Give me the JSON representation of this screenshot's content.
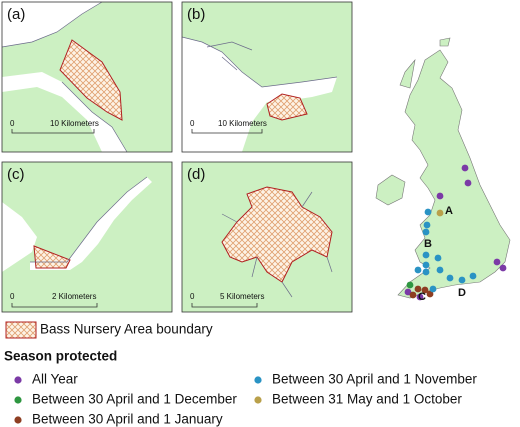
{
  "panels": [
    {
      "label": "(a)",
      "scale_start": "0",
      "scale_end": "10 Kilometers"
    },
    {
      "label": "(b)",
      "scale_start": "0",
      "scale_end": "10 Kilometers"
    },
    {
      "label": "(c)",
      "scale_start": "0",
      "scale_end": "2 Kilometers"
    },
    {
      "label": "(d)",
      "scale_start": "0",
      "scale_end": "5 Kilometers"
    }
  ],
  "legend": {
    "boundary": "Bass Nursery Area boundary",
    "title": "Season protected",
    "seasons": [
      {
        "name": "All Year",
        "color": "#7b3aa6"
      },
      {
        "name": "Between 30 April and 1 December",
        "color": "#2e9640"
      },
      {
        "name": "Between 30 April and 1 January",
        "color": "#8e3e22"
      },
      {
        "name": "Between 30 April and 1 November",
        "color": "#2a93c4"
      },
      {
        "name": "Between 31 May and 1 October",
        "color": "#b9a04a"
      }
    ]
  },
  "map_labels": [
    "A",
    "B",
    "C",
    "D"
  ]
}
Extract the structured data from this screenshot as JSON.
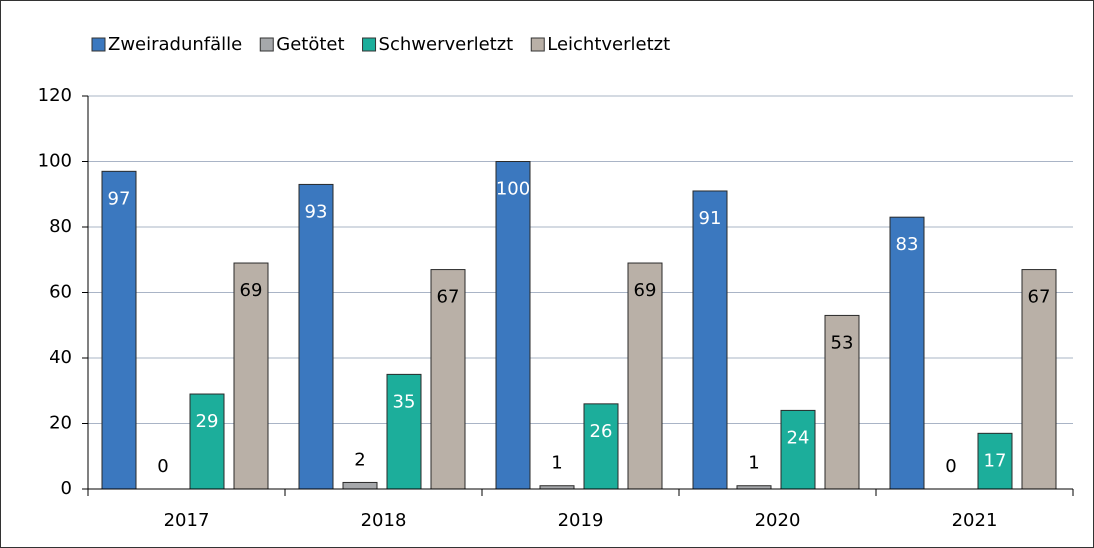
{
  "chart_data": {
    "type": "bar",
    "categories": [
      "2017",
      "2018",
      "2019",
      "2020",
      "2021"
    ],
    "series": [
      {
        "name": "Zweiradunfälle",
        "color": "#3b78bf",
        "values": [
          97,
          93,
          100,
          91,
          83
        ]
      },
      {
        "name": "Getötet",
        "color": "#a6a8ab",
        "values": [
          0,
          2,
          1,
          1,
          0
        ]
      },
      {
        "name": "Schwerverletzt",
        "color": "#1cae9b",
        "values": [
          29,
          35,
          26,
          24,
          17
        ]
      },
      {
        "name": "Leichtverletzt",
        "color": "#b9b0a7",
        "values": [
          69,
          67,
          69,
          53,
          67
        ]
      }
    ],
    "ylim": [
      0,
      120
    ],
    "yticks": [
      0,
      20,
      40,
      60,
      80,
      100,
      120
    ],
    "grid": true,
    "legend": "top"
  }
}
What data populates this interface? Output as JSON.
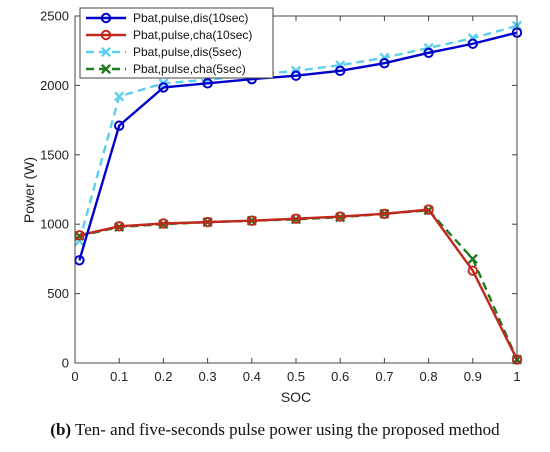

• • •

EXERCISE OBJECTIVE: Write out the listing word for word, omitting the pictures it holds.

FULL SOLUTION:
Give me the JSON representation of this screenshot's content.
{
  "panels": [
    {
      "label": "(a)",
      "scale_start": "0",
      "scale_end": "10 Kilometers"
    },
    {
      "label": "(b)",
      "scale_start": "0",
      "scale_end": "10 Kilometers"
    },
    {
      "label": "(c)",
      "scale_start": "0",
      "scale_end": "2 Kilometers"
    },
    {
      "label": "(d)",
      "scale_start": "0",
      "scale_end": "5 Kilometers"
    }
  ],
  "legend": {
    "boundary": "Bass Nursery Area boundary",
    "title": "Season protected",
    "seasons": [
      {
        "name": "All Year",
        "color": "#7b3aa6"
      },
      {
        "name": "Between 30 April and 1 December",
        "color": "#2e9640"
      },
      {
        "name": "Between 30 April and 1 January",
        "color": "#8e3e22"
      },
      {
        "name": "Between 30 April and 1 November",
        "color": "#2a93c4"
      },
      {
        "name": "Between 31 May and 1 October",
        "color": "#b9a04a"
      }
    ]
  },
  "map_labels": [
    "A",
    "B",
    "C",
    "D"
  ]
}
Extract the structured data from this screenshot as JSON.
{
  "chart_data": {
    "type": "bar",
    "categories": [
      "2017",
      "2018",
      "2019",
      "2020",
      "2021"
    ],
    "series": [
      {
        "name": "Zweiradunfälle",
        "color": "#3b78bf",
        "values": [
          97,
          93,
          100,
          91,
          83
        ]
      },
      {
        "name": "Getötet",
        "color": "#a6a8ab",
        "values": [
          0,
          2,
          1,
          1,
          0
        ]
      },
      {
        "name": "Schwerverletzt",
        "color": "#1cae9b",
        "values": [
          29,
          35,
          26,
          24,
          17
        ]
      },
      {
        "name": "Leichtverletzt",
        "color": "#b9b0a7",
        "values": [
          69,
          67,
          69,
          53,
          67
        ]
      }
    ],
    "ylim": [
      0,
      120
    ],
    "yticks": [
      0,
      20,
      40,
      60,
      80,
      100,
      120
    ],
    "grid": true,
    "legend": "top"
  }
}
What data populates this interface? Output as JSON.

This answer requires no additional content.